# [What is required]
Copy all lines holding the word "Windgeschwindigkeit" from the entries.

# [Material shown]
=======

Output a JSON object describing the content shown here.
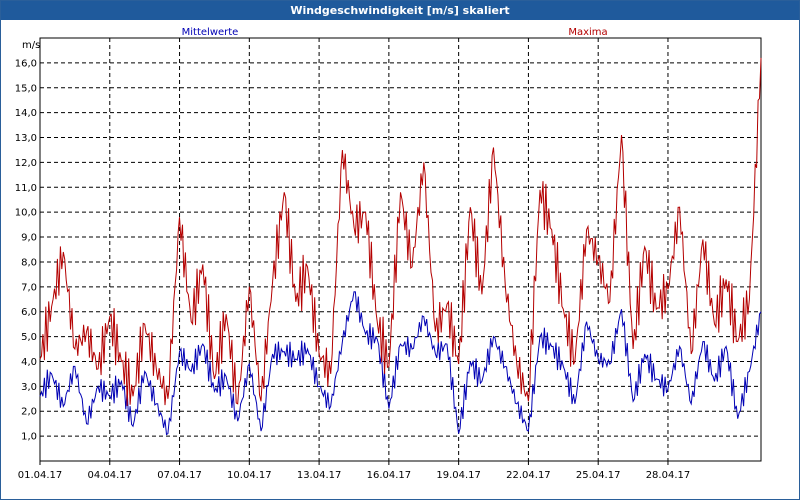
{
  "window": {
    "title": "Windgeschwindigkeit [m/s] skaliert"
  },
  "colors": {
    "titlebar": "#1f5a9c",
    "mean": "#0000b4",
    "max": "#b40000",
    "grid": "#000000"
  },
  "chart_data": {
    "type": "line",
    "title": "Windgeschwindigkeit [m/s] skaliert",
    "ylabel": "m/s",
    "xlabel": "",
    "ylim": [
      0,
      17
    ],
    "xlim": [
      0,
      31
    ],
    "grid": true,
    "yticks": [
      "1,0",
      "2,0",
      "3,0",
      "4,0",
      "5,0",
      "6,0",
      "7,0",
      "8,0",
      "9,0",
      "10,0",
      "11,0",
      "12,0",
      "13,0",
      "14,0",
      "15,0",
      "16,0"
    ],
    "xticks": [
      {
        "x": 0,
        "label": "01.04.17"
      },
      {
        "x": 3,
        "label": "04.04.17"
      },
      {
        "x": 6,
        "label": "07.04.17"
      },
      {
        "x": 9,
        "label": "10.04.17"
      },
      {
        "x": 12,
        "label": "13.04.17"
      },
      {
        "x": 15,
        "label": "16.04.17"
      },
      {
        "x": 18,
        "label": "19.04.17"
      },
      {
        "x": 21,
        "label": "22.04.17"
      },
      {
        "x": 24,
        "label": "25.04.17"
      },
      {
        "x": 27,
        "label": "28.04.17"
      }
    ],
    "series": [
      {
        "name": "Mittelwerte",
        "x": [
          0,
          0.5,
          1,
          1.5,
          2,
          2.5,
          3,
          3.5,
          4,
          4.5,
          5,
          5.5,
          6,
          6.5,
          7,
          7.5,
          8,
          8.5,
          9,
          9.5,
          10,
          10.5,
          11,
          11.5,
          12,
          12.5,
          13,
          13.5,
          14,
          14.5,
          15,
          15.5,
          16,
          16.5,
          17,
          17.5,
          18,
          18.5,
          19,
          19.5,
          20,
          20.5,
          21,
          21.5,
          22,
          22.5,
          23,
          23.5,
          24,
          24.5,
          25,
          25.5,
          26,
          26.5,
          27,
          27.5,
          28,
          28.5,
          29,
          29.5,
          30,
          30.5,
          31
        ],
        "values": [
          2.6,
          3.5,
          2.2,
          3.8,
          1.5,
          3.0,
          2.6,
          3.2,
          1.4,
          3.6,
          2.3,
          1.1,
          4.4,
          3.6,
          4.7,
          2.8,
          3.4,
          1.6,
          3.9,
          1.2,
          4.3,
          4.4,
          4.1,
          4.5,
          3.0,
          2.2,
          4.8,
          6.8,
          5.1,
          4.9,
          2.1,
          4.7,
          4.5,
          5.8,
          4.3,
          4.7,
          1.1,
          4.0,
          3.2,
          5.0,
          3.8,
          2.3,
          1.2,
          5.0,
          4.6,
          3.8,
          2.3,
          5.6,
          4.1,
          3.9,
          6.1,
          2.4,
          4.3,
          3.3,
          2.9,
          4.6,
          2.3,
          4.8,
          3.2,
          4.6,
          1.7,
          3.6,
          6.0
        ]
      },
      {
        "name": "Maxima",
        "x": [
          0,
          0.5,
          1,
          1.5,
          2,
          2.5,
          3,
          3.5,
          4,
          4.5,
          5,
          5.5,
          6,
          6.5,
          7,
          7.5,
          8,
          8.5,
          9,
          9.5,
          10,
          10.5,
          11,
          11.5,
          12,
          12.5,
          13,
          13.5,
          14,
          14.5,
          15,
          15.5,
          16,
          16.5,
          17,
          17.5,
          18,
          18.5,
          19,
          19.5,
          20,
          20.5,
          21,
          21.5,
          22,
          22.5,
          23,
          23.5,
          24,
          24.5,
          25,
          25.5,
          26,
          26.5,
          27,
          27.5,
          28,
          28.5,
          29,
          29.5,
          30,
          30.5,
          31
        ],
        "values": [
          4.1,
          6.2,
          8.4,
          4.5,
          5.2,
          3.7,
          5.8,
          4.0,
          2.6,
          5.5,
          3.7,
          2.5,
          9.8,
          5.6,
          7.9,
          3.3,
          5.9,
          2.3,
          7.0,
          2.4,
          7.2,
          10.8,
          6.4,
          7.8,
          4.3,
          3.5,
          12.5,
          9.4,
          10.0,
          5.6,
          3.8,
          10.8,
          7.8,
          12.0,
          5.2,
          6.3,
          3.9,
          10.2,
          6.7,
          12.6,
          7.1,
          3.9,
          2.4,
          10.9,
          9.3,
          6.1,
          4.0,
          9.3,
          8.1,
          6.4,
          13.1,
          4.5,
          8.6,
          6.1,
          6.9,
          10.2,
          4.3,
          8.9,
          5.5,
          7.3,
          4.8,
          6.5,
          16.2
        ]
      }
    ]
  }
}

=======

# [Result of the task]
    "title": "Windgeschwindigkeit [m/s] skaliert"
    "title": "Windgeschwindigkeit [m/s] skaliert",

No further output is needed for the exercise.